[Start Provided material]
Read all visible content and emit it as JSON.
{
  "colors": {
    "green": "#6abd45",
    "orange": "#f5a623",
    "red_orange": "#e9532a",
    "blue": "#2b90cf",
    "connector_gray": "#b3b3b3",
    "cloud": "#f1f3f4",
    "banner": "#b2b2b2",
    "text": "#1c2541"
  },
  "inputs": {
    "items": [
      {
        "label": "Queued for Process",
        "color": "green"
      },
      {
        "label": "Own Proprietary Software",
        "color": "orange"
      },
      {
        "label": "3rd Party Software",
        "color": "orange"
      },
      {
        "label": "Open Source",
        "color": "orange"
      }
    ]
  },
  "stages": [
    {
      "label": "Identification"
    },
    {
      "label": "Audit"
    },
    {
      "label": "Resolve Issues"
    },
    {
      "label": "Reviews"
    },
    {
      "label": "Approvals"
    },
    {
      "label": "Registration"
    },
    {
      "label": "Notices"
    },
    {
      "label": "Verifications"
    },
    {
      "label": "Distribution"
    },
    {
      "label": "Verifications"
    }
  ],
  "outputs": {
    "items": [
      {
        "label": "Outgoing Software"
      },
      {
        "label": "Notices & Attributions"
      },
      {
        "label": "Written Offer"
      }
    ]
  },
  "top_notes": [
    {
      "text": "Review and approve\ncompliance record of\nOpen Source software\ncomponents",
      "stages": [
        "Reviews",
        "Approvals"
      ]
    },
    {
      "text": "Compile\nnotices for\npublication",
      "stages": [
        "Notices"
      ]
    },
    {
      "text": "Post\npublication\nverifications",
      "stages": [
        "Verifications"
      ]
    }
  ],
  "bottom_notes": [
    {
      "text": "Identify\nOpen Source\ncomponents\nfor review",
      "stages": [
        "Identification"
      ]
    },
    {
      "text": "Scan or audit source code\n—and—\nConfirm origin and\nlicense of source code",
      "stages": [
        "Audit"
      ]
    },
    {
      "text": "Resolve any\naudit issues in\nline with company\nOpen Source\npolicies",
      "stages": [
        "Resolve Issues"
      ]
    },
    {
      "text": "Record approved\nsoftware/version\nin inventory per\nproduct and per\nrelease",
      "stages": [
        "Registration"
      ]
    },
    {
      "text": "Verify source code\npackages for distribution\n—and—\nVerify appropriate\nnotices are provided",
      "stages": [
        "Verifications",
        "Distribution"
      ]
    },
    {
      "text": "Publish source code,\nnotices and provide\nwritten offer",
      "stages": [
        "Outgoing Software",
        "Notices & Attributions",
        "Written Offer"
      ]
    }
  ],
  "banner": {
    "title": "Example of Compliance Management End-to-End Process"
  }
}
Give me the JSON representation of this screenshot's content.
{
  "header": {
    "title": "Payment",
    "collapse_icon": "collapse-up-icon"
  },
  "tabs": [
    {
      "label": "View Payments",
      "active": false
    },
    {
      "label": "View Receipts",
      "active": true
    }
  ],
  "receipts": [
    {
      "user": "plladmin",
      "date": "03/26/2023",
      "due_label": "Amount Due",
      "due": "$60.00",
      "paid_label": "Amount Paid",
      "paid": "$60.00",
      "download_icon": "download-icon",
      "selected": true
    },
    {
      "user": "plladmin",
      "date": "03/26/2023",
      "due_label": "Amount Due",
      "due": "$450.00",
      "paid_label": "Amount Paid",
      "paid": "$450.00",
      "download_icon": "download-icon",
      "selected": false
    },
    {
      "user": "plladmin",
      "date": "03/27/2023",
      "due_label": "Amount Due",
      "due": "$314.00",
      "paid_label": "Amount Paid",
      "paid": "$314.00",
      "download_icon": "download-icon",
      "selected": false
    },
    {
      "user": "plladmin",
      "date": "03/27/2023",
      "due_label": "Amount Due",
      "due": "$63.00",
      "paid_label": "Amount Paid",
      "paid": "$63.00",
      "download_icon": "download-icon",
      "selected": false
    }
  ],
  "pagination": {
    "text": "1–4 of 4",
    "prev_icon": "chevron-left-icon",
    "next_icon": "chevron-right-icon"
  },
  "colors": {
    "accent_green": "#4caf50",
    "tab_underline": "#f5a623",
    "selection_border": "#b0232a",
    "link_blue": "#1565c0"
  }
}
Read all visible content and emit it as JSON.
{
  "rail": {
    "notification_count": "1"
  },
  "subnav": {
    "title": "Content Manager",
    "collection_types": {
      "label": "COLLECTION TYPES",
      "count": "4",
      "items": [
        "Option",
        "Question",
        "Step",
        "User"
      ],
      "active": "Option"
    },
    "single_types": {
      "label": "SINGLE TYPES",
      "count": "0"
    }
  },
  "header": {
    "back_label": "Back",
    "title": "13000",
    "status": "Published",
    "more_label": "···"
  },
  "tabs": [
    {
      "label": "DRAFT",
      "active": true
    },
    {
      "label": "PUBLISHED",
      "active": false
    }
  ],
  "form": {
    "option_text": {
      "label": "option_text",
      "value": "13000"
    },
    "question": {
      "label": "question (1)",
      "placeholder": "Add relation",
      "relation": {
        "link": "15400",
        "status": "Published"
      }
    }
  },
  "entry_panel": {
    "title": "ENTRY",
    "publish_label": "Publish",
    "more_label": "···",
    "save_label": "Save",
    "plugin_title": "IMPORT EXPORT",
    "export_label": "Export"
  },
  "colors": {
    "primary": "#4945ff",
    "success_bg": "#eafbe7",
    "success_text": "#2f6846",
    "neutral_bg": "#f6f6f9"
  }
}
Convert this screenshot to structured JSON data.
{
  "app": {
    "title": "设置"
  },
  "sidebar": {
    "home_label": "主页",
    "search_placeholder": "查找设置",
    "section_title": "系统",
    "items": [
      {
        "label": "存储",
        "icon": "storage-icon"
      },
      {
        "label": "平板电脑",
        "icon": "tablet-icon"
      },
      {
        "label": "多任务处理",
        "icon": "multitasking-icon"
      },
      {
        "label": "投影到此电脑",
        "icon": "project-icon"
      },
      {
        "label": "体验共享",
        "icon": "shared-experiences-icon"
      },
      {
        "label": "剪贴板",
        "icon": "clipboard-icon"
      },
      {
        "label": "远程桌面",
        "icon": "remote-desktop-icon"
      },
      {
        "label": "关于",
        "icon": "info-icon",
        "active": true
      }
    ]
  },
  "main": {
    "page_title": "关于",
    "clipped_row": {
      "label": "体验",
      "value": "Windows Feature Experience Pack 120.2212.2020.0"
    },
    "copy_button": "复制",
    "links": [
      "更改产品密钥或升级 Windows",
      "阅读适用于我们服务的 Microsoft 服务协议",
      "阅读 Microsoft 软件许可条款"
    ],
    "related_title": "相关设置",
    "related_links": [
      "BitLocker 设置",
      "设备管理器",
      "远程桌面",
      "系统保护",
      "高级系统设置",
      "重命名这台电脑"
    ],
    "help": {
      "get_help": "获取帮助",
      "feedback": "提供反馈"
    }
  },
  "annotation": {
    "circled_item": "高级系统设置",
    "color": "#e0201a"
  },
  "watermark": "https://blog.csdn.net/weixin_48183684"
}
[End Provided material]
» Aim
Show all lines from the listing above in which "npublication" appears.

» The output
      "text": "Compile\nnotices for\npublication",
      "text": "Post\npublication\nverifications",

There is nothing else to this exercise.